*Given request A:* In the history of the Marche, where was the deciding battle fought that toppled the Gothic King Totila in 552?
*Given request B:* Carry on the history of the Marche, starting after its final sentence.

*Document:*
⟨

History, Arts and Culture
...discover extraordinary art treasures scattered
throughout the region, making the Marche a cultural paradise
Notes of History
The history of the Marche stretches back in a seamless web over many
millennia and few regions in the world are infused with such a strong sense of historical
continuity. Even in seemingly modern corners, scratch just below the surface and you'll
soon find ample traces of the past. Here are some signposts to help you over the
historical hurdles.
Early Roots
The first traces of human habitation, found on the rocky Conero Peninsula, date back
to around 20 thousand years before Christ. But our knowledge of these early peoples of the
Marche is hazy. The most important of the tribes who first inhabited the region in any
numbers were the Piceni, who lived down on the coast. Up in the mountains their
place was taken by the Umbri tribes who also dwelt in the neighbouring region now
know as Umbria. Although both tribes have left us relatively few relics of their passage,
there are a number of museums in the Marche with fascinating finds dating back to this
period; the best is the Archaeological Museum at Ancona.
Ancient Rome
From the 4thC BC, the new-born Republic of Rome gradually began to make its
presence felt. Already weakened by attacks from the Greek colonists in southern Italy and
by Celtic inroads from the north, the early Italian tribes such as the Piceni soon came
under the sway of Rome.
With the construction of the great
highways such as the Via
Flaminia, Roman dominion across Italy was consolidated. Under the first Roman Emperor,
Augustus,
the Marche was divided - the northern stretches formed part of the Roman Umbria, while the
south was known as Picenum.
Arrival of the Barbarians
In AD 476, Rome, already weakened by the split between the Western and Eastern Empires
and the first forays by Goths and Vandals from the north, finally fell to the barbarian
warrior Odoacer. His reign as the first King of Italy was short-lived, however,
with the arrival in 489 of Theodoric, King of the Ostrogoths, who established a
33-year rule of relative tranquillity in Italy.
On his death, the Eastern Roman Emperor
Justinian in
Constantinople tried to revive imperial power in Italy through his celebrated generals
Belisarius
and Narses. Although they finally managed to topple the Gothic King Totila in 552 -
the deciding battle took place at the Furlo Gorge in the northern Marche - central
Italy was in no fit state to resist yet another invasion from the north, this time from
the Lombards in 568.
For 200 years these warriors from the Danube valley held loose control
over much of central Italy, ruling from Lucca and Spoleto. Only in the northern Marche and
part of Umbria did the Byzantine powers manage to keep a toe-hold under the
protection of the Exarchate of Ravenna.
The Holy Roman Empire
Although converted to Christianity by Pope Gregory the Great, the Lombards were
regarded as unwelcome guests by later popes. It was Pope Stephen II who first hit on the
idea of calling in foreign help to oust the Lombards and in 754 Pepin the Short
entered Italy at the head of his Frankish army.

⟩

*Record list:*
⟨

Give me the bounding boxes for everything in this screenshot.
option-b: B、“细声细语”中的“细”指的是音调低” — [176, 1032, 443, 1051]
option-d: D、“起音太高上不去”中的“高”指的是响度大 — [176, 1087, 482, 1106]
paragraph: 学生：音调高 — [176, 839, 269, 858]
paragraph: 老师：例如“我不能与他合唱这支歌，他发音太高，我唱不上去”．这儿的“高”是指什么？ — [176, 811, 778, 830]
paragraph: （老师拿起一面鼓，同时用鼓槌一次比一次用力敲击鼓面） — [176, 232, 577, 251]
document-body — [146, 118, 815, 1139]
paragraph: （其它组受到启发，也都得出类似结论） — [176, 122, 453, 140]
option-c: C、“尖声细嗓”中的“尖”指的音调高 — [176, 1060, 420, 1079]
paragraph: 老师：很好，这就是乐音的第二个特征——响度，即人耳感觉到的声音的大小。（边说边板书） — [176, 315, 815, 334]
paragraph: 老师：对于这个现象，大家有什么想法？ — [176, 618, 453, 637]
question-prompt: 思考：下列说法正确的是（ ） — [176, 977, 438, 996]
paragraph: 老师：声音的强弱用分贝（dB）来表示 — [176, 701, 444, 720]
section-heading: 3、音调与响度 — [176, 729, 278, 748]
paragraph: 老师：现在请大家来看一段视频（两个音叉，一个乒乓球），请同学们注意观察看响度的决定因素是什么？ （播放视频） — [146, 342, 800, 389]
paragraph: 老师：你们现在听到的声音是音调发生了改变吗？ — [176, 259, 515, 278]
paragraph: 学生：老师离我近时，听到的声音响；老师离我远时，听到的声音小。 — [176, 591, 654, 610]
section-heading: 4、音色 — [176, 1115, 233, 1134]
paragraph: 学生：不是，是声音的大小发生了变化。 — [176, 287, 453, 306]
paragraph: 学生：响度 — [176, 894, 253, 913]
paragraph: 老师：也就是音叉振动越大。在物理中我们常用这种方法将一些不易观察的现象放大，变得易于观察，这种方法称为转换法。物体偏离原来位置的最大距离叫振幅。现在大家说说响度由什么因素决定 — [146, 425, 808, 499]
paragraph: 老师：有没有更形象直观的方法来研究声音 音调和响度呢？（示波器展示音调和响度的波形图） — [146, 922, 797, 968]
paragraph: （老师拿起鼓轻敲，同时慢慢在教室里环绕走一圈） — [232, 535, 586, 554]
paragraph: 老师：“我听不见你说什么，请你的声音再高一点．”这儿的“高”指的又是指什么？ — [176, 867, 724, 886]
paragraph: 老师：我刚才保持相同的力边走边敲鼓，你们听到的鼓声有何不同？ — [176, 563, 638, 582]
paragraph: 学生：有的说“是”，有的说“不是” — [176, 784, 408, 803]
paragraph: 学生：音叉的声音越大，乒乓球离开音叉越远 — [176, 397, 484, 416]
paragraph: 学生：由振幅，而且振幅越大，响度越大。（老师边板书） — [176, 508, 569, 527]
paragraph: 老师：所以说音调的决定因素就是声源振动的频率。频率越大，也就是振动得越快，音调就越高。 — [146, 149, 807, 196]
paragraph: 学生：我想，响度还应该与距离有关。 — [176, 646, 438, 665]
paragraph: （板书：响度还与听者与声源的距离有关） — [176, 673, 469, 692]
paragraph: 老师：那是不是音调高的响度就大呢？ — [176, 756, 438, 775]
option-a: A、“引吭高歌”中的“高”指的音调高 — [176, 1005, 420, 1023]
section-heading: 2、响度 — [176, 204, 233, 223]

⟩

*Final answer A:* At the Furlo Gorge in the northern Marche.

*Final answer B:*
The expulsion of the Lombards proved difficult and it was only under
Pepin's son, the great Charlemagne, that the work was completed.
As a reward to his Frankish champion, Pope Leo III crowned Charlemagne
as the first Holy Roman Emperor. Although at the time it was little more than an
honorary title, the Holy Roman Empire thus founded was to last on and off for a thousand
years and to become the focus of continual strife between the rival claims of successive
popes and emperors.
Although Charlemagne's empire flourished, it depended too heavily on
his guiding hand; on his death in 814, things rapidly fell apart.
Central Italy was again plunged into anarchy with imperial officials
setting themselves up as local despots. Increased security only returned with the revival
of the power of the Holy Roman Empire under the Saxon King, Otto I. Trade and
industry began to flourish and, while Emperor and Pope argued over who should rule, many
of the cities of central Italy, those in the Marche included, had their first taste of
independence.
Although they paid lip service to one side or the other, in truth they
found themselves able to decide their own future. Bereft of effective central government,
these early city states bred fierce local patriotism and ceaseless rivalry with their
neighbours.
Guelphs & Ghibellines
The rivalry between the Papacy and the Holy Roman Empire came to a head under the rule of
the brilliant medieval German Hohenstaufen Emperor, Frederick II, the man who
earned the title Stupor Mundi for his dazzling talents. If you visit Jesi, you'll
be able to see the place where he was born in a tent. Although he almost succeeded in
creating a united Italy under his banner, his death in 1250 marked the eclipse of German
imperial power in the peninsular.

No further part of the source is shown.